__REQUIREMENT__: Filter the listing below, copying every line in which the word "screenshot" appears.
+-------+
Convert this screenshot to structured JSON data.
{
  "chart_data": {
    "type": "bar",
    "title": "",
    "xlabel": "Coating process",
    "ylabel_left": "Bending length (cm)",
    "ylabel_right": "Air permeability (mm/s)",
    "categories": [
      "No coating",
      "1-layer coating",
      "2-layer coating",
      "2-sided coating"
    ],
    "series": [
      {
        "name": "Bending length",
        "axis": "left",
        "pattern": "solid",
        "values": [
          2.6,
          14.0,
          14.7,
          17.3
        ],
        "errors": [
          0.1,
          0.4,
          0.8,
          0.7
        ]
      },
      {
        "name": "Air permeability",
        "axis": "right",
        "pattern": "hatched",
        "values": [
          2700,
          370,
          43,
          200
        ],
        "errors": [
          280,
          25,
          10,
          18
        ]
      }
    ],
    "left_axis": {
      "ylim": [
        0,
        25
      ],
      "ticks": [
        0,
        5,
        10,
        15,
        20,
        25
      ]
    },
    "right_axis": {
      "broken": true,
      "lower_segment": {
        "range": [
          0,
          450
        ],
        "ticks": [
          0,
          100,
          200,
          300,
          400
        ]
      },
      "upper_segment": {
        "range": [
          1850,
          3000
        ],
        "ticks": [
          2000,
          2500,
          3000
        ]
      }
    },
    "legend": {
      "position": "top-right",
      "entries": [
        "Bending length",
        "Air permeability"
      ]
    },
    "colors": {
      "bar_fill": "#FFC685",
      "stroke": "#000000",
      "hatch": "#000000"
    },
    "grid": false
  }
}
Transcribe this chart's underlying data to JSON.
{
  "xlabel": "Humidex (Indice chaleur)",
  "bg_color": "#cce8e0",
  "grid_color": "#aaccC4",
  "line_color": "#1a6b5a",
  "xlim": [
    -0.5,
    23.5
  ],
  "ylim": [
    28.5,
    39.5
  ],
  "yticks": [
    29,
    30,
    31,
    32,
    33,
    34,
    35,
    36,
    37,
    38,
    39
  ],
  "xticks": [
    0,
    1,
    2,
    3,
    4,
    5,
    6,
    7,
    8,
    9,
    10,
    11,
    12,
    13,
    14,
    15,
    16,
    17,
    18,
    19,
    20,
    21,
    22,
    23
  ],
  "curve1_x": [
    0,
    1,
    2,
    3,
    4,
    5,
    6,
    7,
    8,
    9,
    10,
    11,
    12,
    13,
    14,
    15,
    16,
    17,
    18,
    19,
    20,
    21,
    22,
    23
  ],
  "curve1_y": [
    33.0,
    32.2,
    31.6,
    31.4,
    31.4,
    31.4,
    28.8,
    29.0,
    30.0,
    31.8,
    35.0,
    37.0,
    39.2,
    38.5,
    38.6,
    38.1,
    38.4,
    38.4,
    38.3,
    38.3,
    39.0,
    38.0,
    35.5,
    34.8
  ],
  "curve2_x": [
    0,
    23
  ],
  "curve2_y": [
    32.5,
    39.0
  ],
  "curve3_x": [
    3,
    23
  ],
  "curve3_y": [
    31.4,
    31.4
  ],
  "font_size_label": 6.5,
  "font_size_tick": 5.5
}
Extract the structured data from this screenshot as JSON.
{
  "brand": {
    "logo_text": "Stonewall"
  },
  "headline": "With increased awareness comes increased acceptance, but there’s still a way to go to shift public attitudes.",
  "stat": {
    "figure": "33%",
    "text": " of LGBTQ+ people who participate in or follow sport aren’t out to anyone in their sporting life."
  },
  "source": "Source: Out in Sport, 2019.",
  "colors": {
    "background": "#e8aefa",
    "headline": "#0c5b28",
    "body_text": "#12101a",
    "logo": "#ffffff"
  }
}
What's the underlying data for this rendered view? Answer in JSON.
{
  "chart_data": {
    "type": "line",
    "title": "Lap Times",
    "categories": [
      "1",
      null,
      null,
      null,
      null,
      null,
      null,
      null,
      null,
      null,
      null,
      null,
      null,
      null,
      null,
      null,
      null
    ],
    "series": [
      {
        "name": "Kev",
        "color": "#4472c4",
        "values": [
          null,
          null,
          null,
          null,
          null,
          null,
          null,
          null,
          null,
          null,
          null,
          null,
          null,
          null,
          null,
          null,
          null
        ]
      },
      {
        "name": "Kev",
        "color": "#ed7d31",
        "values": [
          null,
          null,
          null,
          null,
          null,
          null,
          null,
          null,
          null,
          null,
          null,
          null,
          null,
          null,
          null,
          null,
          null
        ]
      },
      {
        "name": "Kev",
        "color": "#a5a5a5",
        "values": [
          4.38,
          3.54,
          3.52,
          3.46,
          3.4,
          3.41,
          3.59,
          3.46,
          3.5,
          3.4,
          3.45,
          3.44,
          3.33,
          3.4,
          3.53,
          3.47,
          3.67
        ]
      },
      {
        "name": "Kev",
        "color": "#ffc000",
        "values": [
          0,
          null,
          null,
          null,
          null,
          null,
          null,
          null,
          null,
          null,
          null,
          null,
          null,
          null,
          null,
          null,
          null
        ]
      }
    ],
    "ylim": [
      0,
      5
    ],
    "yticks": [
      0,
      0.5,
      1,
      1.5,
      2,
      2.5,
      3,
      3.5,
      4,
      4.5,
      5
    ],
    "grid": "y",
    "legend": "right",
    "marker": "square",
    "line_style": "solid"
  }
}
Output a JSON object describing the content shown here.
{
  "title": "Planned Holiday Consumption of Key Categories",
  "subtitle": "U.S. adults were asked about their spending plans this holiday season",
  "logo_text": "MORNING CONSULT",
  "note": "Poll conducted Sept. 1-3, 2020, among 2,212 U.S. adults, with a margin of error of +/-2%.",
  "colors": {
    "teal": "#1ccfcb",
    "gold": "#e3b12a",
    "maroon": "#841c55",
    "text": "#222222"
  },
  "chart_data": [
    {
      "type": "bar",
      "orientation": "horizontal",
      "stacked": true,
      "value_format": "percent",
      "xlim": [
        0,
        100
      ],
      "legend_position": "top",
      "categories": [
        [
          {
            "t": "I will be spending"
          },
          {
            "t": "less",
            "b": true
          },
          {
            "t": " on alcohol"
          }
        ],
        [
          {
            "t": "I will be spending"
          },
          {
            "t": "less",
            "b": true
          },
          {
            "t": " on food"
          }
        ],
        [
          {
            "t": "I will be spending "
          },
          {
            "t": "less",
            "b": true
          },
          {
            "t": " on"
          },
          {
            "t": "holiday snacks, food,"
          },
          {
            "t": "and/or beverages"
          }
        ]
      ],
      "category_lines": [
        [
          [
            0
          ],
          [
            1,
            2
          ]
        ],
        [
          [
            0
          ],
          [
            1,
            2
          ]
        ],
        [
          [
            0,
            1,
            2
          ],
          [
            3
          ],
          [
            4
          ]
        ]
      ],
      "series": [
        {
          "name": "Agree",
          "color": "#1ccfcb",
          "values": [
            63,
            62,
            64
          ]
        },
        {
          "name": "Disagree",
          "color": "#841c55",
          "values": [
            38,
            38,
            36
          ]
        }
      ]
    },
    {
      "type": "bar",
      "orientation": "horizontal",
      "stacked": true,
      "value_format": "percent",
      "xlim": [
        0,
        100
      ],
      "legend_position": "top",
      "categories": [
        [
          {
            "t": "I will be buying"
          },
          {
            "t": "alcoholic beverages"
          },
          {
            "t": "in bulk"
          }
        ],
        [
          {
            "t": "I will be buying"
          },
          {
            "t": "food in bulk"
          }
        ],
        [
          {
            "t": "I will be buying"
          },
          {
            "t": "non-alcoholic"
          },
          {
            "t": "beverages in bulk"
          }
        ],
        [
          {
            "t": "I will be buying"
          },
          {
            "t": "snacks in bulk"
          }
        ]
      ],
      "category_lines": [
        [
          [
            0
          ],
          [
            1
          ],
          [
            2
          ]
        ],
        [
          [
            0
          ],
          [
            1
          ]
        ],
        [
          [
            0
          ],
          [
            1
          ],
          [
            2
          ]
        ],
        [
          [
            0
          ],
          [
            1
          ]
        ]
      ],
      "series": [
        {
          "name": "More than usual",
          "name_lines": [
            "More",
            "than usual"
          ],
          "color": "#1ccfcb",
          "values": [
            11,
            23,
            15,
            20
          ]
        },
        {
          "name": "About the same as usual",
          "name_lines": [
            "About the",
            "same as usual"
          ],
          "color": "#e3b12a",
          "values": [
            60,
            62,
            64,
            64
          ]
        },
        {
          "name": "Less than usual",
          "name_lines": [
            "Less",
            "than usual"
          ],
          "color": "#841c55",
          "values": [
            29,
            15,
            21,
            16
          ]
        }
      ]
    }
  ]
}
+-------+
__FINISHED TASK__:
Convert this screenshot to structured JSON data.
Extract the structured data from this screenshot as JSON.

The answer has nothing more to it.